**TO BE DONE**
Count each line below that has "title" anywhere in it. Answer with the total alone.

Stored data
* BEGIN *

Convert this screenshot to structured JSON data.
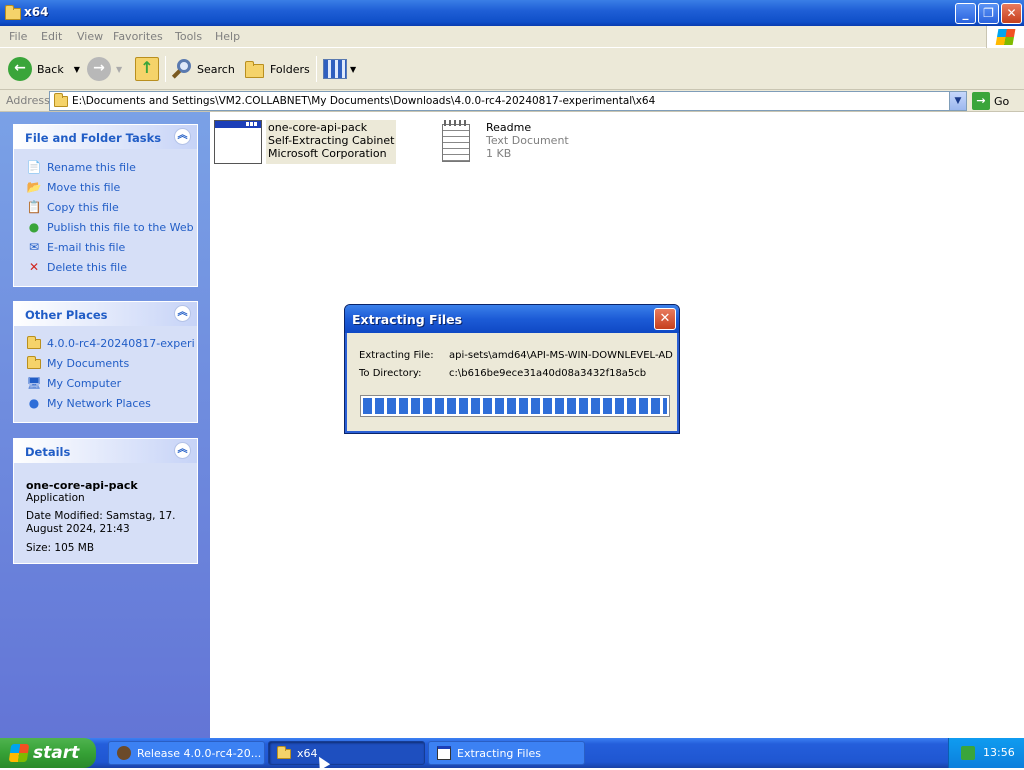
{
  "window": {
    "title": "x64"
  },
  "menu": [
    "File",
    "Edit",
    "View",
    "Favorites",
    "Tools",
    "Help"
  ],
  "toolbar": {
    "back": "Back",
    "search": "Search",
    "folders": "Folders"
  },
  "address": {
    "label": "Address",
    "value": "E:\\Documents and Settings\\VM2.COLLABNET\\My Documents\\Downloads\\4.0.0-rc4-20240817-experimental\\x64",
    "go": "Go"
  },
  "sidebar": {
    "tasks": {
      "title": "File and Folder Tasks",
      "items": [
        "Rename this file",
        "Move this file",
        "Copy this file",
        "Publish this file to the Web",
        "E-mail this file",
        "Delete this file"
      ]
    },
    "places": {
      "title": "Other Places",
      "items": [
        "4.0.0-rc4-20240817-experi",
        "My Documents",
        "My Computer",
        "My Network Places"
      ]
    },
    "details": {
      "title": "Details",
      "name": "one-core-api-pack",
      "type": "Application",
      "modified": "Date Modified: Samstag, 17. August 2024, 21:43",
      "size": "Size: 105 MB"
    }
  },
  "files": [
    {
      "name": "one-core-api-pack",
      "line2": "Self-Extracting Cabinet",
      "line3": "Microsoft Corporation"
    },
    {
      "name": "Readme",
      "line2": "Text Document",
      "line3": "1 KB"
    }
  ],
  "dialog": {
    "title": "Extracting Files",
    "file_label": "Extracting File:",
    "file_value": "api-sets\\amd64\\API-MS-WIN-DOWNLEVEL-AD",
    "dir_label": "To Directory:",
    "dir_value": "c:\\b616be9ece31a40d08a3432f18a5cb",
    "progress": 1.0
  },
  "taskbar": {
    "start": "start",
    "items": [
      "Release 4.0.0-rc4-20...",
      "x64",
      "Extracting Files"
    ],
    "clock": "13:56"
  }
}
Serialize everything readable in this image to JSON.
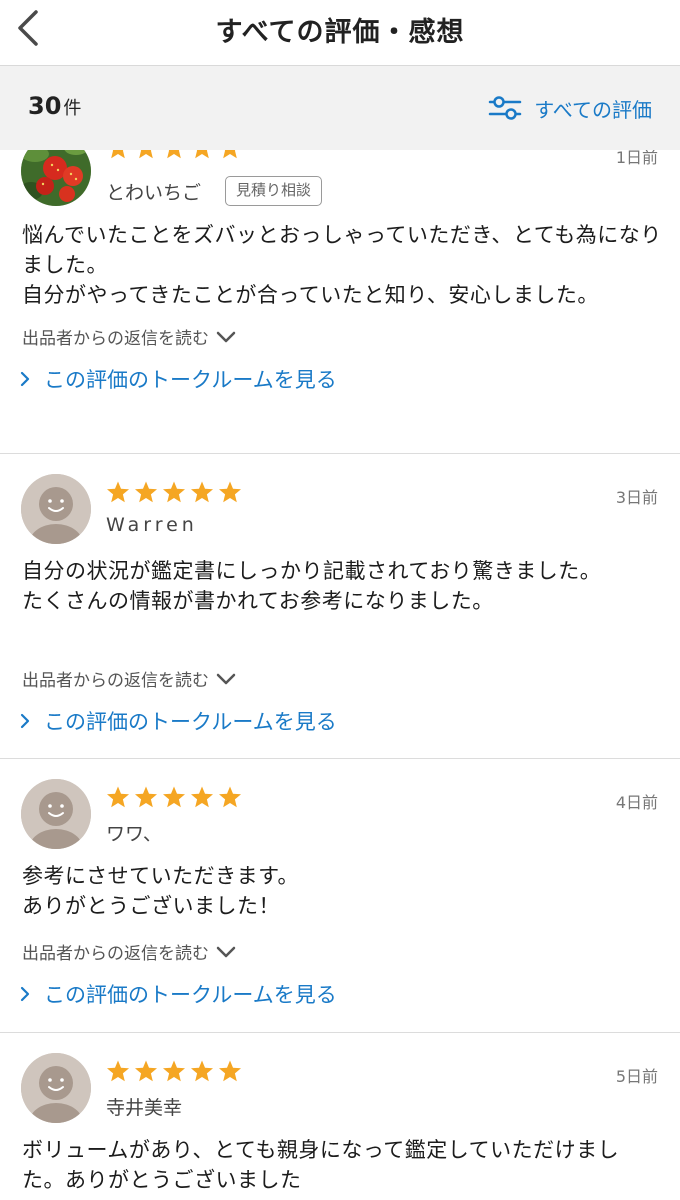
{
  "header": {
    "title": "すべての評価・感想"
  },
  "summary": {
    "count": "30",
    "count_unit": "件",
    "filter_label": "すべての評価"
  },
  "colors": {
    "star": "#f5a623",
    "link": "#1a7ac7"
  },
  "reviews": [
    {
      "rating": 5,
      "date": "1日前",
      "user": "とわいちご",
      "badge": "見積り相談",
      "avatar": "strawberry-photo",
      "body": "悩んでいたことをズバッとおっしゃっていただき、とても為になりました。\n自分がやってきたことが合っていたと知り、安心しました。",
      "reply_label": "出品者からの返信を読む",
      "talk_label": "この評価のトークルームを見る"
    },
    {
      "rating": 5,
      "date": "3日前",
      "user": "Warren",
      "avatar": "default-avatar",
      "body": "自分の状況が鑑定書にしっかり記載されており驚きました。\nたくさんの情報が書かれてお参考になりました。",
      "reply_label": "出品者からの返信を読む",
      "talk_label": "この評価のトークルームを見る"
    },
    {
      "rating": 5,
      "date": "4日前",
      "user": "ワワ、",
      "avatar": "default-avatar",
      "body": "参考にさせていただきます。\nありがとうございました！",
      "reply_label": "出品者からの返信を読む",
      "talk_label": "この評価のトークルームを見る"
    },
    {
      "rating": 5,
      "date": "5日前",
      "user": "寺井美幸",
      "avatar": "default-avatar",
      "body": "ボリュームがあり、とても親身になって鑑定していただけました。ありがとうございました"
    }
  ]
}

* END *

**SOLUTION BELOW**
6